-- THE TASK --
Go through the entries below and write each one out exactly.

-- AVAILABLE RECORDS --
-- -- --

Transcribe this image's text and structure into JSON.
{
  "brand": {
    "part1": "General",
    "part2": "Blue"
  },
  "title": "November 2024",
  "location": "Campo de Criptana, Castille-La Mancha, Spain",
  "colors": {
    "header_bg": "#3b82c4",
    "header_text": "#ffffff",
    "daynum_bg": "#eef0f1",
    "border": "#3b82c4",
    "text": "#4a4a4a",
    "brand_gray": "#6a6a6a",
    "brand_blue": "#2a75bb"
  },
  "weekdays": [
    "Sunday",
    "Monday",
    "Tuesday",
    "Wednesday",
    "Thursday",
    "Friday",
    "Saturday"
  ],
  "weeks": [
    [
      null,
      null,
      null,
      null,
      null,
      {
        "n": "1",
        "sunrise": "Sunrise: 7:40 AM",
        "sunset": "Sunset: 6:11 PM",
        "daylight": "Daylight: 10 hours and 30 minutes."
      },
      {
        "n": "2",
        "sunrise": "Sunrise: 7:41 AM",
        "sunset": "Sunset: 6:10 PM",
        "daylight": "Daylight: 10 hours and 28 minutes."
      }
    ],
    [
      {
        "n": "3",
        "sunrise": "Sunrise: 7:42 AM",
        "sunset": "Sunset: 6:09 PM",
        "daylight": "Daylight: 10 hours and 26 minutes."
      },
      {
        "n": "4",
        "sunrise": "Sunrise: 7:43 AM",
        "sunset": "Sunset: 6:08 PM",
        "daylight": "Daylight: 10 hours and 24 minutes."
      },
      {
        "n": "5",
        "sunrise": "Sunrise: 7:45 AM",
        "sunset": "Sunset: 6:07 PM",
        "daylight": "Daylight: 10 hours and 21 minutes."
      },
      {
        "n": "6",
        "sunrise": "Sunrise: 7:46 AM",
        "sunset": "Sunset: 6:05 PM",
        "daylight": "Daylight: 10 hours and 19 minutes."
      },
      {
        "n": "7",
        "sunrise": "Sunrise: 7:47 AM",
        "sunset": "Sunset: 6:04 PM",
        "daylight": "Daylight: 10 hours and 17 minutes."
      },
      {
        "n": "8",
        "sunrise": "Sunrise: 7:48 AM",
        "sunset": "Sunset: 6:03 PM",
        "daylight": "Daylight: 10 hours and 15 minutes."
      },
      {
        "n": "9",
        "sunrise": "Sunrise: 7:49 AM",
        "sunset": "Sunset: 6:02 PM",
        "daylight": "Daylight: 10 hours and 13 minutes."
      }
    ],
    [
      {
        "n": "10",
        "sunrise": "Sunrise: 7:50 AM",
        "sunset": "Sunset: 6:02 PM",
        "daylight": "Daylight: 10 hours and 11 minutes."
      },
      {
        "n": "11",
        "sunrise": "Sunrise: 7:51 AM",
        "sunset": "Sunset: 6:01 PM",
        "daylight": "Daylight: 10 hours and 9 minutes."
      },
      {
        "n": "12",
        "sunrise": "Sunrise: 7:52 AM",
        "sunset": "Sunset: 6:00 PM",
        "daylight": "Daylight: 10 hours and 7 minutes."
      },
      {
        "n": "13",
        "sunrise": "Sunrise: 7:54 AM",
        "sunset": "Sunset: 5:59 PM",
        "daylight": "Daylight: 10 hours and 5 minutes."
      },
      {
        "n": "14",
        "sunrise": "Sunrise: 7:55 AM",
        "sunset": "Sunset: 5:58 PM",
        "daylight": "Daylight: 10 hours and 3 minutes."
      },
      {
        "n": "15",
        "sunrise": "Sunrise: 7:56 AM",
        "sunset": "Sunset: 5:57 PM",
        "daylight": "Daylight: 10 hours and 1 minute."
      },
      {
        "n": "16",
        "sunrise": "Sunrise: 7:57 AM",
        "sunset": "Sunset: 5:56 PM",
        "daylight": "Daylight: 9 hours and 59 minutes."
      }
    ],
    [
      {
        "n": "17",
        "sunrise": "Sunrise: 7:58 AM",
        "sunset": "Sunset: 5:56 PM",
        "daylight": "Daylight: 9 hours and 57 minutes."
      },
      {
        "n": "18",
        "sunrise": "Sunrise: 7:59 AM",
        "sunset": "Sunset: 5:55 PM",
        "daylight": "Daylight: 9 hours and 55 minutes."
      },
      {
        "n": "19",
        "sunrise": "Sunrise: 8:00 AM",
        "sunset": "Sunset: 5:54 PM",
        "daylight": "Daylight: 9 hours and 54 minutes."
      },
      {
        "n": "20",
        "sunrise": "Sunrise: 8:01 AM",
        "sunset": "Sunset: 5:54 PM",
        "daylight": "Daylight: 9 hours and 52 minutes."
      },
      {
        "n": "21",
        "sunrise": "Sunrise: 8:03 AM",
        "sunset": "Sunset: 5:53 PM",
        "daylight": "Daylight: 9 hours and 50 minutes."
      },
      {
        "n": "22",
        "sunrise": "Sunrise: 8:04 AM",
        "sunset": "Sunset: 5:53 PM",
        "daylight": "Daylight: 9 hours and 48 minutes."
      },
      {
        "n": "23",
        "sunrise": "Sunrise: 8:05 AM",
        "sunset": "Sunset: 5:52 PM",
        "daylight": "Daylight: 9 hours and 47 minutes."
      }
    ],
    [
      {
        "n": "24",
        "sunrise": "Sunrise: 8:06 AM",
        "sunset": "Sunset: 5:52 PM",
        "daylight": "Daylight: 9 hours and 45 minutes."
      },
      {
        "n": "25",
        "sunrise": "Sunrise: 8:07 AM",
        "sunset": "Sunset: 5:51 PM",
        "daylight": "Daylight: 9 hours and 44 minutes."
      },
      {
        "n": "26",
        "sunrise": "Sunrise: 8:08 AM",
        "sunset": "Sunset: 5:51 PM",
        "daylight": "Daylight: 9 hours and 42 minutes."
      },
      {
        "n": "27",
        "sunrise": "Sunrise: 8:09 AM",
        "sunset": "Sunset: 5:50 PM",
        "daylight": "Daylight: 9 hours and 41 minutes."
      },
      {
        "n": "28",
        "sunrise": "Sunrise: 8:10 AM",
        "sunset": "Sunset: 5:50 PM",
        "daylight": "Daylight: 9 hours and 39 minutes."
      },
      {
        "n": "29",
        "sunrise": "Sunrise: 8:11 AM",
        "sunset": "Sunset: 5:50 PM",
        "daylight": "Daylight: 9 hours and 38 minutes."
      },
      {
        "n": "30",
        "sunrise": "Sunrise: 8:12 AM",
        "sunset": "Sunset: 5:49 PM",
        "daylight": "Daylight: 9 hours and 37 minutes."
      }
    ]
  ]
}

-- -- --

-- COMPLETE OUTPUT --
Transcribe this image's text and structure into JSON.
{
  "brand": {
    "part1": "General",
    "part2": "Blue"
  },
  "title": "November 2024",
  "location": "Campo de Criptana, Castille-La Mancha, Spain",
  "colors": {
    "header_bg": "#3b82c4",
    "header_text": "#ffffff",
    "daynum_bg": "#eef0f1",
    "border": "#3b82c4",
    "text": "#4a4a4a",
    "brand_gray": "#6a6a6a",
    "brand_blue": "#2a75bb"
  },
  "weekdays": [
    "Sunday",
    "Monday",
    "Tuesday",
    "Wednesday",
    "Thursday",
    "Friday",
    "Saturday"
  ],
  "weeks": [
    [
      null,
      null,
      null,
      null,
      null,
      {
        "n": "1",
        "sunrise": "Sunrise: 7:40 AM",
        "sunset": "Sunset: 6:11 PM",
        "daylight": "Daylight: 10 hours and 30 minutes."
      },
      {
        "n": "2",
        "sunrise": "Sunrise: 7:41 AM",
        "sunset": "Sunset: 6:10 PM",
        "daylight": "Daylight: 10 hours and 28 minutes."
      }
    ],
    [
      {
        "n": "3",
        "sunrise": "Sunrise: 7:42 AM",
        "sunset": "Sunset: 6:09 PM",
        "daylight": "Daylight: 10 hours and 26 minutes."
      },
      {
        "n": "4",
        "sunrise": "Sunrise: 7:43 AM",
        "sunset": "Sunset: 6:08 PM",
        "daylight": "Daylight: 10 hours and 24 minutes."
      },
      {
        "n": "5",
        "sunrise": "Sunrise: 7:45 AM",
        "sunset": "Sunset: 6:07 PM",
        "daylight": "Daylight: 10 hours and 21 minutes."
      },
      {
        "n": "6",
        "sunrise": "Sunrise: 7:46 AM",
        "sunset": "Sunset: 6:05 PM",
        "daylight": "Daylight: 10 hours and 19 minutes."
      },
      {
        "n": "7",
        "sunrise": "Sunrise: 7:47 AM",
        "sunset": "Sunset: 6:04 PM",
        "daylight": "Daylight: 10 hours and 17 minutes."
      },
      {
        "n": "8",
        "sunrise": "Sunrise: 7:48 AM",
        "sunset": "Sunset: 6:03 PM",
        "daylight": "Daylight: 10 hours and 15 minutes."
      },
      {
        "n": "9",
        "sunrise": "Sunrise: 7:49 AM",
        "sunset": "Sunset: 6:02 PM",
        "daylight": "Daylight: 10 hours and 13 minutes."
      }
    ],
    [
      {
        "n": "10",
        "sunrise": "Sunrise: 7:50 AM",
        "sunset": "Sunset: 6:02 PM",
        "daylight": "Daylight: 10 hours and 11 minutes."
      },
      {
        "n": "11",
        "sunrise": "Sunrise: 7:51 AM",
        "sunset": "Sunset: 6:01 PM",
        "daylight": "Daylight: 10 hours and 9 minutes."
      },
      {
        "n": "12",
        "sunrise": "Sunrise: 7:52 AM",
        "sunset": "Sunset: 6:00 PM",
        "daylight": "Daylight: 10 hours and 7 minutes."
      },
      {
        "n": "13",
        "sunrise": "Sunrise: 7:54 AM",
        "sunset": "Sunset: 5:59 PM",
        "daylight": "Daylight: 10 hours and 5 minutes."
      },
      {
        "n": "14",
        "sunrise": "Sunrise: 7:55 AM",
        "sunset": "Sunset: 5:58 PM",
        "daylight": "Daylight: 10 hours and 3 minutes."
      },
      {
        "n": "15",
        "sunrise": "Sunrise: 7:56 AM",
        "sunset": "Sunset: 5:57 PM",
        "daylight": "Daylight: 10 hours and 1 minute."
      },
      {
        "n": "16",
        "sunrise": "Sunrise: 7:57 AM",
        "sunset": "Sunset: 5:56 PM",
        "daylight": "Daylight: 9 hours and 59 minutes."
      }
    ],
    [
      {
        "n": "17",
        "sunrise": "Sunrise: 7:58 AM",
        "sunset": "Sunset: 5:56 PM",
        "daylight": "Daylight: 9 hours and 57 minutes."
      },
      {
        "n": "18",
        "sunrise": "Sunrise: 7:59 AM",
        "sunset": "Sunset: 5:55 PM",
        "daylight": "Daylight: 9 hours and 55 minutes."
      },
      {
        "n": "19",
        "sunrise": "Sunrise: 8:00 AM",
        "sunset": "Sunset: 5:54 PM",
        "daylight": "Daylight: 9 hours and 54 minutes."
      },
      {
        "n": "20",
        "sunrise": "Sunrise: 8:01 AM",
        "sunset": "Sunset: 5:54 PM",
        "daylight": "Daylight: 9 hours and 52 minutes."
      },
      {
        "n": "21",
        "sunrise": "Sunrise: 8:03 AM",
        "sunset": "Sunset: 5:53 PM",
        "daylight": "Daylight: 9 hours and 50 minutes."
      },
      {
        "n": "22",
        "sunrise": "Sunrise: 8:04 AM",
        "sunset": "Sunset: 5:53 PM",
        "daylight": "Daylight: 9 hours and 48 minutes."
      },
      {
        "n": "23",
        "sunrise": "Sunrise: 8:05 AM",
        "sunset": "Sunset: 5:52 PM",
        "daylight": "Daylight: 9 hours and 47 minutes."
      }
    ],
    [
      {
        "n": "24",
        "sunrise": "Sunrise: 8:06 AM",
        "sunset": "Sunset: 5:52 PM",
        "daylight": "Daylight: 9 hours and 45 minutes."
      },
      {
        "n": "25",
        "sunrise": "Sunrise: 8:07 AM",
        "sunset": "Sunset: 5:51 PM",
        "daylight": "Daylight: 9 hours and 44 minutes."
      },
      {
        "n": "26",
        "sunrise": "Sunrise: 8:08 AM",
        "sunset": "Sunset: 5:51 PM",
        "daylight": "Daylight: 9 hours and 42 minutes."
      },
      {
        "n": "27",
        "sunrise": "Sunrise: 8:09 AM",
        "sunset": "Sunset: 5:50 PM",
        "daylight": "Daylight: 9 hours and 41 minutes."
      },
      {
        "n": "28",
        "sunrise": "Sunrise: 8:10 AM",
        "sunset": "Sunset: 5:50 PM",
        "daylight": "Daylight: 9 hours and 39 minutes."
      },
      {
        "n": "29",
        "sunrise": "Sunrise: 8:11 AM",
        "sunset": "Sunset: 5:50 PM",
        "daylight": "Daylight: 9 hours and 38 minutes."
      },
      {
        "n": "30",
        "sunrise": "Sunrise: 8:12 AM",
        "sunset": "Sunset: 5:49 PM",
        "daylight": "Daylight: 9 hours and 37 minutes."
      }
    ]
  ]
}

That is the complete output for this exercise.